- [WHAT THIS TASK INVOLVES]: Copy each line in the data that includes the word "virtual".

[Dataset items]

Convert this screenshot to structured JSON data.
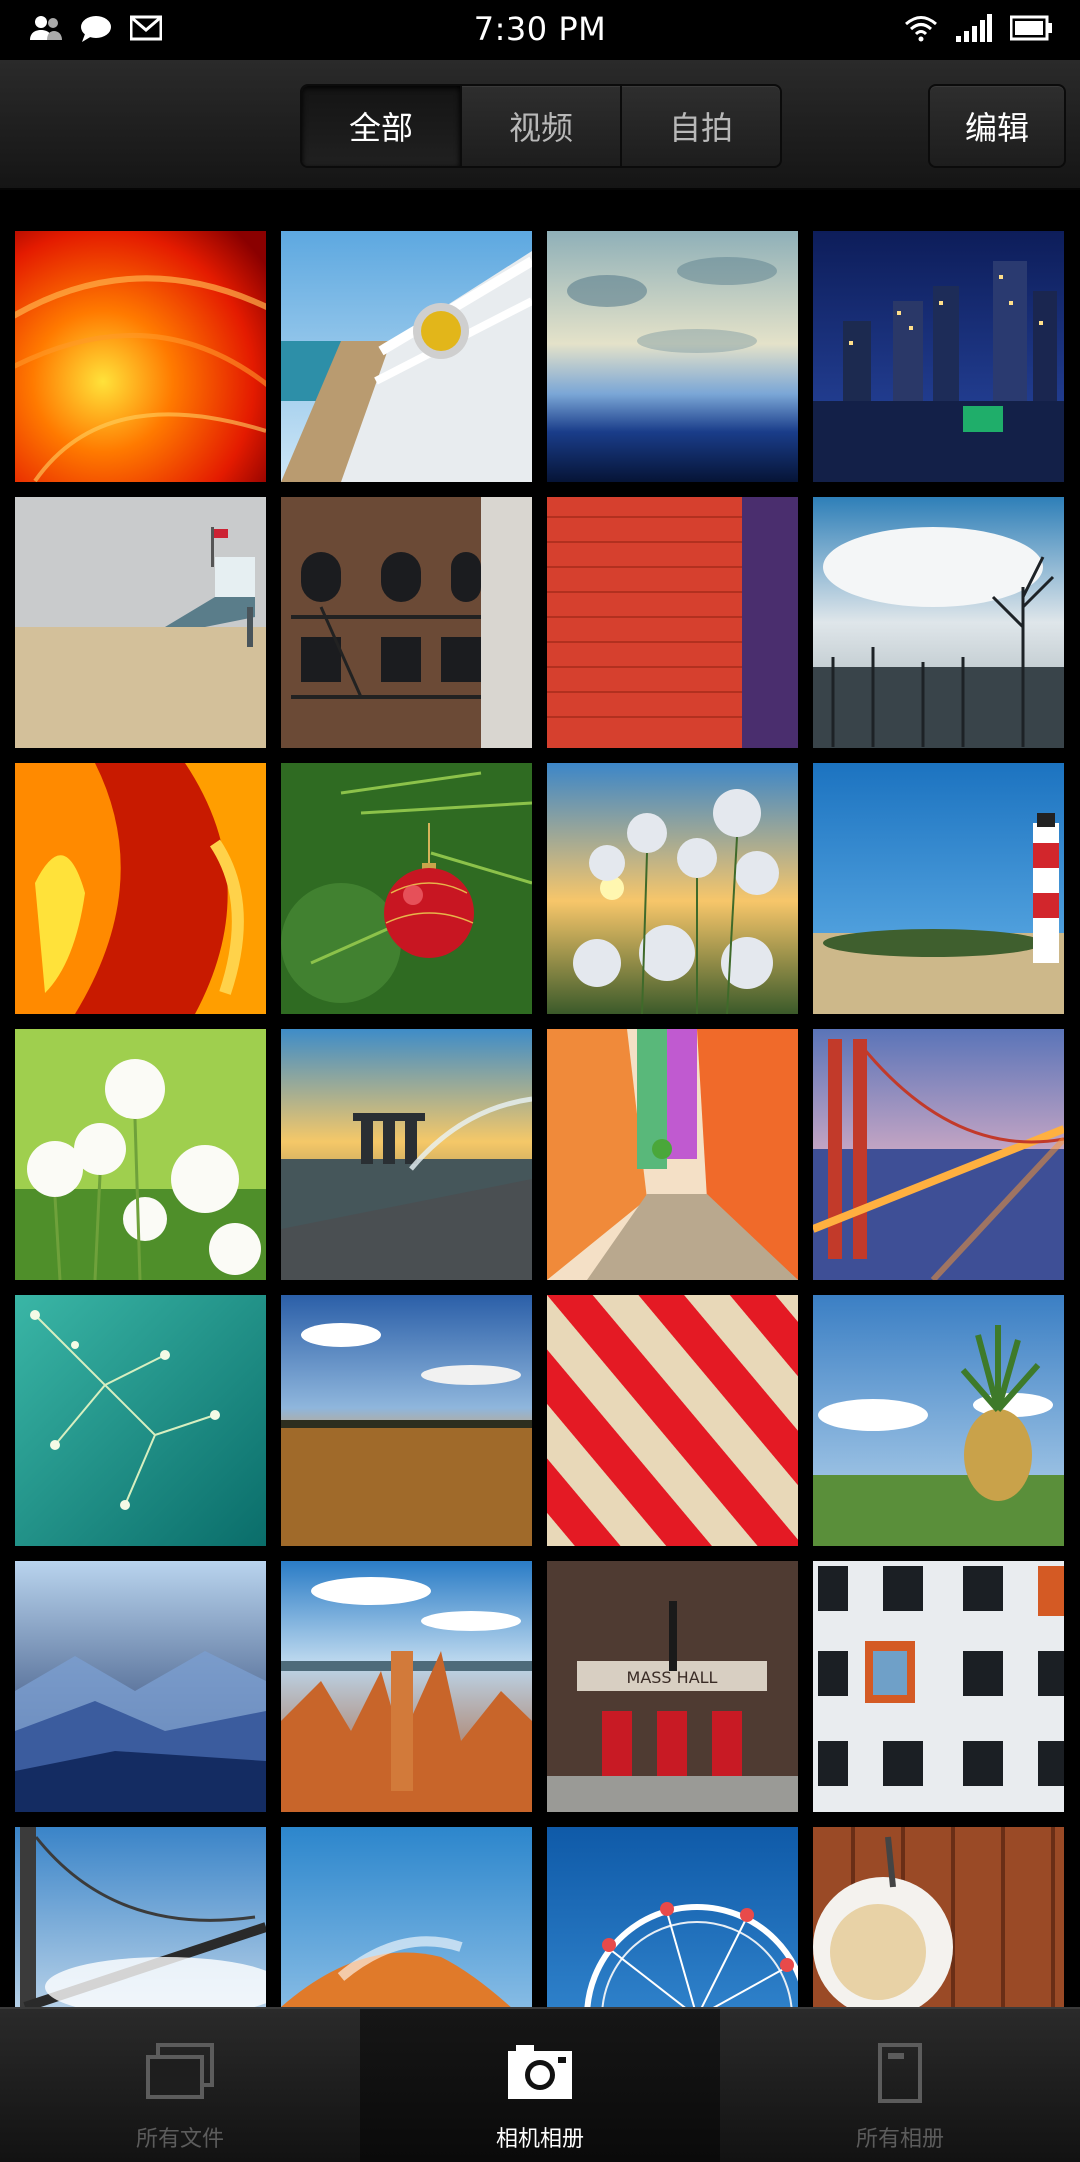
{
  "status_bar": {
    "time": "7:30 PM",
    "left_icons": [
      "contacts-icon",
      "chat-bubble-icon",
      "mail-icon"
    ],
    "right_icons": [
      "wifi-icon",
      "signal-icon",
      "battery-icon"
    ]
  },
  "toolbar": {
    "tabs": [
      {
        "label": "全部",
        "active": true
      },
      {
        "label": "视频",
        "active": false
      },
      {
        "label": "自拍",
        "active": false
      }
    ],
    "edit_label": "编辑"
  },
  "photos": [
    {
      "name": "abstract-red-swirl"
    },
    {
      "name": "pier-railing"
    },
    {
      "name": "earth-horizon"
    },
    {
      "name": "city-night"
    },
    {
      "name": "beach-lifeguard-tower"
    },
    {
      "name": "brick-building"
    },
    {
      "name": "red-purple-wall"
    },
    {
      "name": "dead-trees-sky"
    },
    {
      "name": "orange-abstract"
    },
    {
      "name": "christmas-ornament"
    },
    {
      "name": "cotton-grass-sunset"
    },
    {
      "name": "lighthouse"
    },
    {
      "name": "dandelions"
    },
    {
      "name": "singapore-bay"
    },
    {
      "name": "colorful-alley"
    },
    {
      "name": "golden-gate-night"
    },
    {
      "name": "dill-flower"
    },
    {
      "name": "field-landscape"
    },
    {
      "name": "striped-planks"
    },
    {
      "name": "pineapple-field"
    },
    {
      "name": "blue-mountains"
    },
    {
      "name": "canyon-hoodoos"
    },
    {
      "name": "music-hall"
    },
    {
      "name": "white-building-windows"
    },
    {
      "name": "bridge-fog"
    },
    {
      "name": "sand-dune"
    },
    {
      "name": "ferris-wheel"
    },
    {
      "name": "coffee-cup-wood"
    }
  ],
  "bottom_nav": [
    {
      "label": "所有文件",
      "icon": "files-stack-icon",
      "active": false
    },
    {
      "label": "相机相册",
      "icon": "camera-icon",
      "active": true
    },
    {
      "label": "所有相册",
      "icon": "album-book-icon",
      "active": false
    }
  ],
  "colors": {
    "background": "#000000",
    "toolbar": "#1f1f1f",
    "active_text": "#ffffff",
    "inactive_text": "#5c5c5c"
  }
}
--
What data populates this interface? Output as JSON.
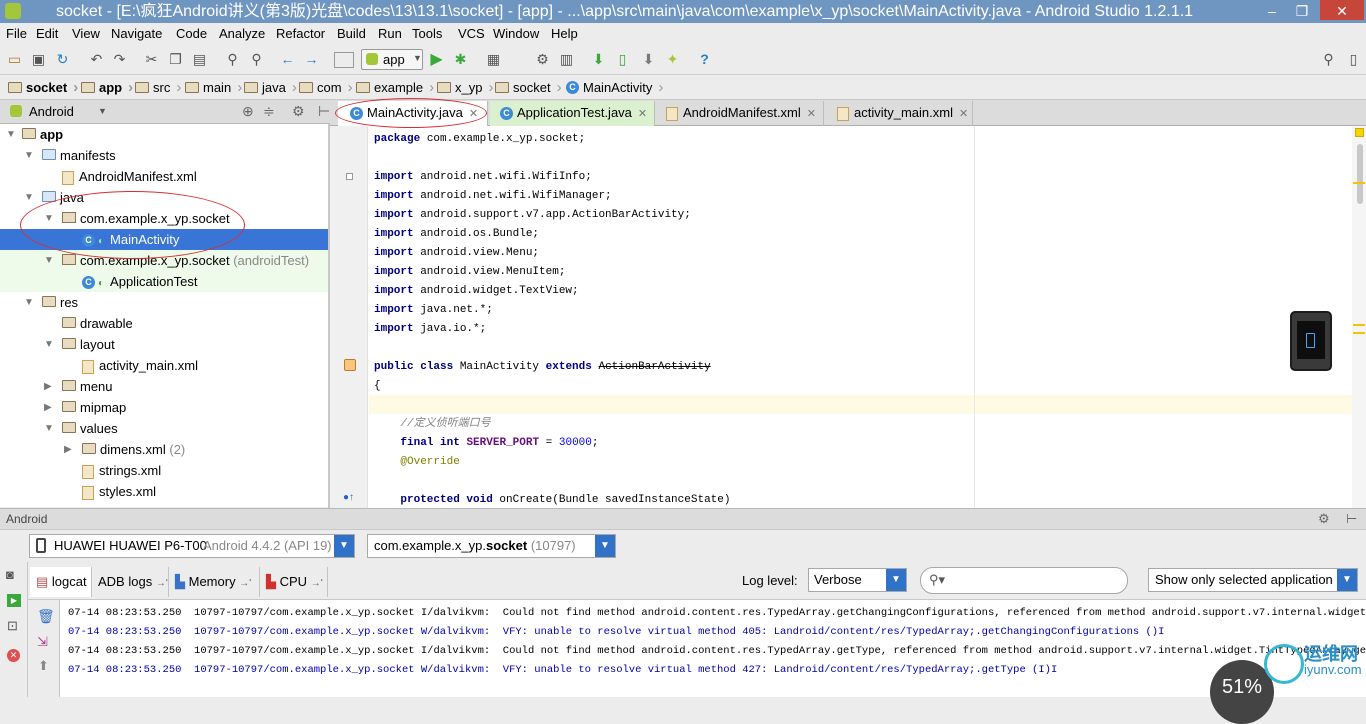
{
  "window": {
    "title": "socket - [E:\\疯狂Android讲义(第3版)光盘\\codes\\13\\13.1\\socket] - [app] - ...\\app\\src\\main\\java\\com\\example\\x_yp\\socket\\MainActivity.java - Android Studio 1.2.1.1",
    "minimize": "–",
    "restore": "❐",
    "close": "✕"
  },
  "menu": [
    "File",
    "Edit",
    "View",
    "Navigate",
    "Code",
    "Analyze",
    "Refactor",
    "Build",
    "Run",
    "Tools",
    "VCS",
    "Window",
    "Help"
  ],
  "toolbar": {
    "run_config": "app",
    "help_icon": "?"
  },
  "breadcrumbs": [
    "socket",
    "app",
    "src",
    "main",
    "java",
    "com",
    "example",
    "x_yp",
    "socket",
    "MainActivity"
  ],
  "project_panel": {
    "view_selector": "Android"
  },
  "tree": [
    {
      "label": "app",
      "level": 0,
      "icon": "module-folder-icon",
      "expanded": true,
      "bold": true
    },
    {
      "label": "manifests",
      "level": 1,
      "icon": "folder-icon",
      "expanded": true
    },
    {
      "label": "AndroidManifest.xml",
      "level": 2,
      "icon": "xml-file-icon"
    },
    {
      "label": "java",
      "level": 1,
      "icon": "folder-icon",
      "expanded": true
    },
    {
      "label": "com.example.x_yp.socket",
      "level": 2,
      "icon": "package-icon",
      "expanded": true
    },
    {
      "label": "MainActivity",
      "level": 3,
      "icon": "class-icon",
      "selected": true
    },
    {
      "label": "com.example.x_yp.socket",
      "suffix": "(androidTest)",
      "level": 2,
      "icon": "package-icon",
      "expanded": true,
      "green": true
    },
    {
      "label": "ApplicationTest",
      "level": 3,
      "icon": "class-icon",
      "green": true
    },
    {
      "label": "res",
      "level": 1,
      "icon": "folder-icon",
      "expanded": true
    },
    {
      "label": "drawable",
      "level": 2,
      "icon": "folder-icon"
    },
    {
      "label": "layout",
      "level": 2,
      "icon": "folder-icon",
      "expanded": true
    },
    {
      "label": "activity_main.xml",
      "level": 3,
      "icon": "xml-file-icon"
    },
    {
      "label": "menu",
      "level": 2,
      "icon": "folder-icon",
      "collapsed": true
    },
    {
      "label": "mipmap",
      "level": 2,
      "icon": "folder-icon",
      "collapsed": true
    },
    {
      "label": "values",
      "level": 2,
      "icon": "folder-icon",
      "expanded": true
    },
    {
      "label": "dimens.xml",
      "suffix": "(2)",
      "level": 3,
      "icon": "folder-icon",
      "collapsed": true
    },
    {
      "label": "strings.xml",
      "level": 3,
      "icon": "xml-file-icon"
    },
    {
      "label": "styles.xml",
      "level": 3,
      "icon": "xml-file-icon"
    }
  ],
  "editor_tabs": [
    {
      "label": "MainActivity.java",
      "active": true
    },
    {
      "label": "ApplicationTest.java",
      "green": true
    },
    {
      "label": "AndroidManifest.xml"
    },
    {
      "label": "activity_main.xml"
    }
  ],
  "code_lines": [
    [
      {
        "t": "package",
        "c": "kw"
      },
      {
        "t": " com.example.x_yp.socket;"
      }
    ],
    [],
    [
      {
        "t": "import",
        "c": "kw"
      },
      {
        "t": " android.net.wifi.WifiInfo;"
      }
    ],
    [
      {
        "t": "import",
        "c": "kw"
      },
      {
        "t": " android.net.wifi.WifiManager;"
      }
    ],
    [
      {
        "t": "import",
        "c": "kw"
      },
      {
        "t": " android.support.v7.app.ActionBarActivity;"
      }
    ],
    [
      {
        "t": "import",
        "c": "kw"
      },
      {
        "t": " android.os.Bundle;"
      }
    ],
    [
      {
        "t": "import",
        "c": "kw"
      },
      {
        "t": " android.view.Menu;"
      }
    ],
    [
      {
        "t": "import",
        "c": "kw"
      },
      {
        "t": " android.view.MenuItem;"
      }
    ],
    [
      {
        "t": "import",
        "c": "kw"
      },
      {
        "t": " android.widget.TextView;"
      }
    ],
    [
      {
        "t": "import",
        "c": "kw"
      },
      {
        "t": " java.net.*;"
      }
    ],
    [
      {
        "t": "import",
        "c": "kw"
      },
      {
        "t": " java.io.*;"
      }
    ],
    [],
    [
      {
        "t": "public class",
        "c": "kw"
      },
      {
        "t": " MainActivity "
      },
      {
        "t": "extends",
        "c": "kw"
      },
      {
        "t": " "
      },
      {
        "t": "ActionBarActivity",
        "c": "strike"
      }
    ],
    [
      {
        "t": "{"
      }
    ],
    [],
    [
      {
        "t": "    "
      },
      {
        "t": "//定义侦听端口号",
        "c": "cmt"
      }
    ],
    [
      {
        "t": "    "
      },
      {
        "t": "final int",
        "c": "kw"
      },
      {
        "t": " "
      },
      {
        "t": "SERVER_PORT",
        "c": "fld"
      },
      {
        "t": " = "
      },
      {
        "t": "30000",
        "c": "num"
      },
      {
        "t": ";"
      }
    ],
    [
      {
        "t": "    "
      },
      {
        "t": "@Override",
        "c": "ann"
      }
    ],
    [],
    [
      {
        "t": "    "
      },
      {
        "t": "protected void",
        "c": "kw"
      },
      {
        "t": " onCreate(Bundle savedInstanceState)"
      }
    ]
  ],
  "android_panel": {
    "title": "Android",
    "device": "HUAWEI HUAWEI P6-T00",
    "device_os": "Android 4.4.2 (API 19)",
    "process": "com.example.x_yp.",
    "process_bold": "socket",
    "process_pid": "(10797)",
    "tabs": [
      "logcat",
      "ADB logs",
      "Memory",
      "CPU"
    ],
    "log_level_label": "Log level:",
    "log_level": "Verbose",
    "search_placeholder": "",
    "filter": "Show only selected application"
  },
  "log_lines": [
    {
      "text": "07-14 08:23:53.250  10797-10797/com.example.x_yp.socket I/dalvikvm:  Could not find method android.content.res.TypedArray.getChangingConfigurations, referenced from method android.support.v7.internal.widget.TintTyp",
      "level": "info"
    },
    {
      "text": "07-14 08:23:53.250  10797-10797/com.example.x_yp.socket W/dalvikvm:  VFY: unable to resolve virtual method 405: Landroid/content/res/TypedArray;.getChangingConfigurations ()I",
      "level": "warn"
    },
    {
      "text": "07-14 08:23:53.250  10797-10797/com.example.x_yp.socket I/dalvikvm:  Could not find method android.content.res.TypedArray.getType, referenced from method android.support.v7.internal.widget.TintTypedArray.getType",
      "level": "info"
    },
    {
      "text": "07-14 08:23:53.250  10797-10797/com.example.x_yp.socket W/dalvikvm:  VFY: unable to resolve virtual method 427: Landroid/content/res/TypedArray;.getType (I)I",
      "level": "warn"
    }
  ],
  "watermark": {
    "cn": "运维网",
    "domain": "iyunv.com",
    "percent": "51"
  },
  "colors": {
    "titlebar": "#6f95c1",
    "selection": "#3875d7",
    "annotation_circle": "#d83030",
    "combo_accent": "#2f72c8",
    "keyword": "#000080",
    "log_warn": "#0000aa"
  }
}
...
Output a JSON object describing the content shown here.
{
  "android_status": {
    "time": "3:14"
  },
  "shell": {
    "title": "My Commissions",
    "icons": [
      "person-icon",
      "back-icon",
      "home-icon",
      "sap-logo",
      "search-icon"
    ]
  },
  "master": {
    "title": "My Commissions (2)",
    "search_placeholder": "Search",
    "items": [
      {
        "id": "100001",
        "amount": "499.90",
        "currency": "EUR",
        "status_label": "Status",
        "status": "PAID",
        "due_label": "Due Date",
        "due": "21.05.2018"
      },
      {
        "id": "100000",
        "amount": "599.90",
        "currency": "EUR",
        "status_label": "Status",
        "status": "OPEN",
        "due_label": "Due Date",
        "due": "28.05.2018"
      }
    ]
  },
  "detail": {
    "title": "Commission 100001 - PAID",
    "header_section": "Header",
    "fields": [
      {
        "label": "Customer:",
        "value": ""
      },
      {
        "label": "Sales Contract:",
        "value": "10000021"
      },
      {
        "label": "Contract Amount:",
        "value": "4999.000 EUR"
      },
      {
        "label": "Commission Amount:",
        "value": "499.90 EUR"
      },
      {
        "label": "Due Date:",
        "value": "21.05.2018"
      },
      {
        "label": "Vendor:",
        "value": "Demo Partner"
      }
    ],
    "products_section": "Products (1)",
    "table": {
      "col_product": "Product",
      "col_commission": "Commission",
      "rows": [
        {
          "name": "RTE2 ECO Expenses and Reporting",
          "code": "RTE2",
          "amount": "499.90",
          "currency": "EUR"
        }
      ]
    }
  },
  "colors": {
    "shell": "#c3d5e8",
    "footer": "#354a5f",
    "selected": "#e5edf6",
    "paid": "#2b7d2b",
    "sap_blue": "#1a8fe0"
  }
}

- [WRITTEN RESPONSE]:
      "text": "07-14 08:23:53.250  10797-10797/com.example.x_yp.socket W/dalvikvm:  VFY: unable to resolve virtual method 405: Landroid/content/res/TypedArray;.getChangingConfigurations ()I",
      "text": "07-14 08:23:53.250  10797-10797/com.example.x_yp.socket W/dalvikvm:  VFY: unable to resolve virtual method 427: Landroid/content/res/TypedArray;.getType (I)I",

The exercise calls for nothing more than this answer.